TASK DESCRIPTION :: Copy out the listing exactly.

(Dataset entries)
--------------------------------

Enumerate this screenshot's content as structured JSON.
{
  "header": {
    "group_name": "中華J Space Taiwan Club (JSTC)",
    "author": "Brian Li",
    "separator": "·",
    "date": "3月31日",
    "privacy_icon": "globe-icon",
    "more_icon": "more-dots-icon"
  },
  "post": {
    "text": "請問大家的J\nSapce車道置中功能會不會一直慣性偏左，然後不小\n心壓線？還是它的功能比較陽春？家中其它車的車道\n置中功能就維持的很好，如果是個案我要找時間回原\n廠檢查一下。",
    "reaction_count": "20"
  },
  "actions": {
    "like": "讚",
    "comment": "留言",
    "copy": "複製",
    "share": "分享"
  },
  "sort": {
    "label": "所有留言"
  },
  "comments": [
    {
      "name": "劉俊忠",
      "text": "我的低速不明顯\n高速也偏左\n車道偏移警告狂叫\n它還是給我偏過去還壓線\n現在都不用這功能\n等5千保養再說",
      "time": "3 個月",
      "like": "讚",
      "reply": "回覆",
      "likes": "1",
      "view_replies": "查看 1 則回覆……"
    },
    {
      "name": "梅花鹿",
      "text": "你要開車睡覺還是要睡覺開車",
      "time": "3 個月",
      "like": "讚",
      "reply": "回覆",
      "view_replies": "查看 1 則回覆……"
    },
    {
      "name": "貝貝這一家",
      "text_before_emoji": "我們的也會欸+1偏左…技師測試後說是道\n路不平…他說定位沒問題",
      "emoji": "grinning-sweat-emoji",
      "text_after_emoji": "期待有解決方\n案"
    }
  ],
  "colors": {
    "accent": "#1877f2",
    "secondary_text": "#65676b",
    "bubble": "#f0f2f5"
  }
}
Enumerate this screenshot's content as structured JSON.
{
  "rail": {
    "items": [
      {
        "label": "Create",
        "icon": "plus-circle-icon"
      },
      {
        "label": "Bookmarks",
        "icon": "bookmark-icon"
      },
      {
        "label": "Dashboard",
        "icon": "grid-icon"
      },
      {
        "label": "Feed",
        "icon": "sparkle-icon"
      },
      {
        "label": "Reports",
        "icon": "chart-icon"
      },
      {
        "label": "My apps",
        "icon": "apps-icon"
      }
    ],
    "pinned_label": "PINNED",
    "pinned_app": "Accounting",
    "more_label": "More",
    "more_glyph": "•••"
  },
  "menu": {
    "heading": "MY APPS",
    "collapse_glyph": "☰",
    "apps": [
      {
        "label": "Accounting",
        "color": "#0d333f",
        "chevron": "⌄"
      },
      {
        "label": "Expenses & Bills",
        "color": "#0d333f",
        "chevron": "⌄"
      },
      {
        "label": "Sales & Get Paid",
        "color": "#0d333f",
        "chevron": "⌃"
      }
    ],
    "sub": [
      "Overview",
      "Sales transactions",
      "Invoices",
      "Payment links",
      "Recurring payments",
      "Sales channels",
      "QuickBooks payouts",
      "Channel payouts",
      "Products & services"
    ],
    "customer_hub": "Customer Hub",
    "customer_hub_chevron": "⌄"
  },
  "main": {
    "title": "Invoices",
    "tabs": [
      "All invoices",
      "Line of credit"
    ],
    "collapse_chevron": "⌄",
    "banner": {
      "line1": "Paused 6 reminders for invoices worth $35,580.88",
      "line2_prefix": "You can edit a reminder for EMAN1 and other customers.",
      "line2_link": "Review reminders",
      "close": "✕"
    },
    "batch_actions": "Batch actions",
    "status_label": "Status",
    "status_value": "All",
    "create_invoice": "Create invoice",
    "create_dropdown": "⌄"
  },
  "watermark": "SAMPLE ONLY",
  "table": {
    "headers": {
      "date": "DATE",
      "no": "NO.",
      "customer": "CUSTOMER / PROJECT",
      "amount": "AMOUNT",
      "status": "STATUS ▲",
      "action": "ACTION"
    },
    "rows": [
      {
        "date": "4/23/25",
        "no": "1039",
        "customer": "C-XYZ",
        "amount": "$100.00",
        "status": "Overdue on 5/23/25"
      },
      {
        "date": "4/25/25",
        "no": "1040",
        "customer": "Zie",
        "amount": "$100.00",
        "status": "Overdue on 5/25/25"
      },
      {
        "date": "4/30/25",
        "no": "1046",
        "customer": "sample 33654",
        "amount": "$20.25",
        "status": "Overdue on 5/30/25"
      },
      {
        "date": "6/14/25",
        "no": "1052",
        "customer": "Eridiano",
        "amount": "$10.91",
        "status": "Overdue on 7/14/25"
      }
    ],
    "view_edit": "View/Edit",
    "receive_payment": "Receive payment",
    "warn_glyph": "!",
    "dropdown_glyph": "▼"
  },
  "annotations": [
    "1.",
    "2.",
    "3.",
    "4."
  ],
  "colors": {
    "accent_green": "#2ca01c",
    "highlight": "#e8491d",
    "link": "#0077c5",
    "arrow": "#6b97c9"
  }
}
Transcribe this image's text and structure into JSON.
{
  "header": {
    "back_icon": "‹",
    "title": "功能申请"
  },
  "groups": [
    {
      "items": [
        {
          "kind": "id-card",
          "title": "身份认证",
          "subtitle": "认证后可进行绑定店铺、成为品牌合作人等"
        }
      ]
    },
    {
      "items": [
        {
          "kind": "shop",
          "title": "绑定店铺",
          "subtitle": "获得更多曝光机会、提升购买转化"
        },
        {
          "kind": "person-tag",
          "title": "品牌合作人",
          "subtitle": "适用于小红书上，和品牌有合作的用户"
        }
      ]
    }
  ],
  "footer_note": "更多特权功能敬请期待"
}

--------------------------------

EXERCISE SOLUTION ::
Enumerate this screenshot's content as structured JSON.
{
  "header": {
    "group_name": "中華J Space Taiwan Club (JSTC)",
    "author": "Brian Li",
    "separator": "·",
    "date": "3月31日",
    "privacy_icon": "globe-icon",
    "more_icon": "more-dots-icon"
  },
  "post": {
    "text": "請問大家的J\nSapce車道置中功能會不會一直慣性偏左，然後不小\n心壓線？還是它的功能比較陽春？家中其它車的車道\n置中功能就維持的很好，如果是個案我要找時間回原\n廠檢查一下。",
    "reaction_count": "20"
  },
  "actions": {
    "like": "讚",
    "comment": "留言",
    "copy": "複製",
    "share": "分享"
  },
  "sort": {
    "label": "所有留言"
  },
  "comments": [
    {
      "name": "劉俊忠",
      "text": "我的低速不明顯\n高速也偏左\n車道偏移警告狂叫\n它還是給我偏過去還壓線\n現在都不用這功能\n等5千保養再說",
      "time": "3 個月",
      "like": "讚",
      "reply": "回覆",
      "likes": "1",
      "view_replies": "查看 1 則回覆……"
    },
    {
      "name": "梅花鹿",
      "text": "你要開車睡覺還是要睡覺開車",
      "time": "3 個月",
      "like": "讚",
      "reply": "回覆",
      "view_replies": "查看 1 則回覆……"
    },
    {
      "name": "貝貝這一家",
      "text_before_emoji": "我們的也會欸+1偏左…技師測試後說是道\n路不平…他說定位沒問題",
      "emoji": "grinning-sweat-emoji",
      "text_after_emoji": "期待有解決方\n案"
    }
  ],
  "colors": {
    "accent": "#1877f2",
    "secondary_text": "#65676b",
    "bubble": "#f0f2f5"
  }
}
Enumerate this screenshot's content as structured JSON.
{
  "rail": {
    "items": [
      {
        "label": "Create",
        "icon": "plus-circle-icon"
      },
      {
        "label": "Bookmarks",
        "icon": "bookmark-icon"
      },
      {
        "label": "Dashboard",
        "icon": "grid-icon"
      },
      {
        "label": "Feed",
        "icon": "sparkle-icon"
      },
      {
        "label": "Reports",
        "icon": "chart-icon"
      },
      {
        "label": "My apps",
        "icon": "apps-icon"
      }
    ],
    "pinned_label": "PINNED",
    "pinned_app": "Accounting",
    "more_label": "More",
    "more_glyph": "•••"
  },
  "menu": {
    "heading": "MY APPS",
    "collapse_glyph": "☰",
    "apps": [
      {
        "label": "Accounting",
        "color": "#0d333f",
        "chevron": "⌄"
      },
      {
        "label": "Expenses & Bills",
        "color": "#0d333f",
        "chevron": "⌄"
      },
      {
        "label": "Sales & Get Paid",
        "color": "#0d333f",
        "chevron": "⌃"
      }
    ],
    "sub": [
      "Overview",
      "Sales transactions",
      "Invoices",
      "Payment links",
      "Recurring payments",
      "Sales channels",
      "QuickBooks payouts",
      "Channel payouts",
      "Products & services"
    ],
    "customer_hub": "Customer Hub",
    "customer_hub_chevron": "⌄"
  },
  "main": {
    "title": "Invoices",
    "tabs": [
      "All invoices",
      "Line of credit"
    ],
    "collapse_chevron": "⌄",
    "banner": {
      "line1": "Paused 6 reminders for invoices worth $35,580.88",
      "line2_prefix": "You can edit a reminder for EMAN1 and other customers.",
      "line2_link": "Review reminders",
      "close": "✕"
    },
    "batch_actions": "Batch actions",
    "status_label": "Status",
    "status_value": "All",
    "create_invoice": "Create invoice",
    "create_dropdown": "⌄"
  },
  "watermark": "SAMPLE ONLY",
  "table": {
    "headers": {
      "date": "DATE",
      "no": "NO.",
      "customer": "CUSTOMER / PROJECT",
      "amount": "AMOUNT",
      "status": "STATUS ▲",
      "action": "ACTION"
    },
    "rows": [
      {
        "date": "4/23/25",
        "no": "1039",
        "customer": "C-XYZ",
        "amount": "$100.00",
        "status": "Overdue on 5/23/25"
      },
      {
        "date": "4/25/25",
        "no": "1040",
        "customer": "Zie",
        "amount": "$100.00",
        "status": "Overdue on 5/25/25"
      },
      {
        "date": "4/30/25",
        "no": "1046",
        "customer": "sample 33654",
        "amount": "$20.25",
        "status": "Overdue on 5/30/25"
      },
      {
        "date": "6/14/25",
        "no": "1052",
        "customer": "Eridiano",
        "amount": "$10.91",
        "status": "Overdue on 7/14/25"
      }
    ],
    "view_edit": "View/Edit",
    "receive_payment": "Receive payment",
    "warn_glyph": "!",
    "dropdown_glyph": "▼"
  },
  "annotations": [
    "1.",
    "2.",
    "3.",
    "4."
  ],
  "colors": {
    "accent_green": "#2ca01c",
    "highlight": "#e8491d",
    "link": "#0077c5",
    "arrow": "#6b97c9"
  }
}
Transcribe this image's text and structure into JSON.
{
  "header": {
    "back_icon": "‹",
    "title": "功能申请"
  },
  "groups": [
    {
      "items": [
        {
          "kind": "id-card",
          "title": "身份认证",
          "subtitle": "认证后可进行绑定店铺、成为品牌合作人等"
        }
      ]
    },
    {
      "items": [
        {
          "kind": "shop",
          "title": "绑定店铺",
          "subtitle": "获得更多曝光机会、提升购买转化"
        },
        {
          "kind": "person-tag",
          "title": "品牌合作人",
          "subtitle": "适用于小红书上，和品牌有合作的用户"
        }
      ]
    }
  ],
  "footer_note": "更多特权功能敬请期待"
}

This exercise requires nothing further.